#### Texto de estudio

Editorial

Así no se juega

La firma del presidente de los EEUU se ha devaluado tras el abandono del acuerdo nuclear con Irán.

Importante paso atrás ha dado la credibilidad internacional de Estados Unidos con la decisión del presidente Donald Trump de abandonar el acuerdo nuclear con Irán y volver a la trasnochada estrategia de las sanciones y los embargos.

Ni el Derecho Internacional Público, ni las mismas relaciones internacionales funcionan así. El mundo no puede quedar a expensas de unos países que se portan como niños caprichosos eternamente malhumorados que abandonan las reglas del juego cuando más les conviene.

El comportamiento infantil de Trump tiene un precio que va más allá de la legislatura: la credibilidad de los Estados Unidos para respetar sus compromisos y para cumplir lo que acuerda. Después de esto, la firma del presidente de la nación más poderosa de la Tierra se ha devaluado a tanta velocidad como la moneda de una república bananera. ¿Quién firmará un contrato con alguien que lo incumple cuando le viene en gana solo porque cree que quedará impune?

Es cierto que la ONU no tiene un juzgado donde los países puedan demandar a los incumplidores de los acuerdos internacionales, y su capacidad sancionadora en estos casos es muy limitada ante la mayoría de los países e inexistente ante los miembros permanentes del Consejo de Seguridad, sin embargo es precisamente Irán, el supuesto país paria, el gran beneficiado por la salida de tono de Washington.

El Gobierno de Teherán aparece como un interlocutor serio, un país “de palabra” que cumple con lo acordado. Y lo ha hecho respetando lo firmado en materia de desmantelamiento de su programa nuclear, tal y como han confirmado en todas las inspecciones los expertos del Organismo Internacional de la Energía Atómica (OIEA).

########

Tus tareas »
**A.** Copia el editorial desde "Importante paso atrás" hasta "y los embargos." y sustituye "trasnochada" por "anticuada".
**B.** Continúa el editorial sobre el acuerdo nuclear con Irán a partir de su última oración.
Las líneas no tienen ningún papel en este trabajo.

#### Material de origen

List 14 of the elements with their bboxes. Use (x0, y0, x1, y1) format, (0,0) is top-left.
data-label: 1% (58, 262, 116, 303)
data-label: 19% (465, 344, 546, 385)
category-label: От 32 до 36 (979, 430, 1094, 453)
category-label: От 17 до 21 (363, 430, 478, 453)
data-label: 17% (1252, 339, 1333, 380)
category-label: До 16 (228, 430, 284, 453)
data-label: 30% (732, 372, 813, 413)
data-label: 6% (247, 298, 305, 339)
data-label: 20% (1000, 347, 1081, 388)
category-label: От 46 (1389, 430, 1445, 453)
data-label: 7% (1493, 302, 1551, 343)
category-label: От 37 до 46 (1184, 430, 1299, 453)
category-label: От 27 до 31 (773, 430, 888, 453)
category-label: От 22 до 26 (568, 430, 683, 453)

########

Respuestas del ejercicio »
**A.**
Importante paso atrás ha dado la credibilidad internacional de Estados Unidos con la decisión del presidente Donald Trump de abandonar el acuerdo nuclear con Irán y volver a la anticuada estrategia de las sanciones y los embargos.

**B.**
Somos europeos, rusos y chinos los que estamos tratando estos días de convencer al ministro de Exteriores iraní de nuestra intención de mantener vivo el pacto, aunque solo somos nosotros, los europeos, los que lo hacemos con la boca más pequeña, conscientes de que Trump puede obligarnos a seguirle en su alocada carrera hacia el desastre.

Es cierto que el acuerdo nuclear no era el mejor del mundo, pero hay que reconocer el esfuerzo realizado por Barack Obama para lograrlo. Siempre es mejor el 10% de algo que el 100% de nada.

No obstante y a pesar de todo, es poco probable que el Gobierno de Teherán retome el enriquecimiento de uranio, pero también lo es que abandone su programa de misiles, al que, por otro lado, tiene el mismo derecho que cualquier otro país siempre y cuando la carga de guerra sea convencional.

Desde luego, los grandes beneficiados vuelven a ser los dos principales protegidos de Washington en la zona: Israel, que parece abominar de cualquier esperanza de estabilidad que la aleje de una permanente economía de guerra y, el segundo, Arabia Saudí, donde deben estar frotándose las manos pensando en el dinero que le van a sacar a la cuota de extracción y venta de petróleo que corresponde a Irán en el reparto de la OPEP.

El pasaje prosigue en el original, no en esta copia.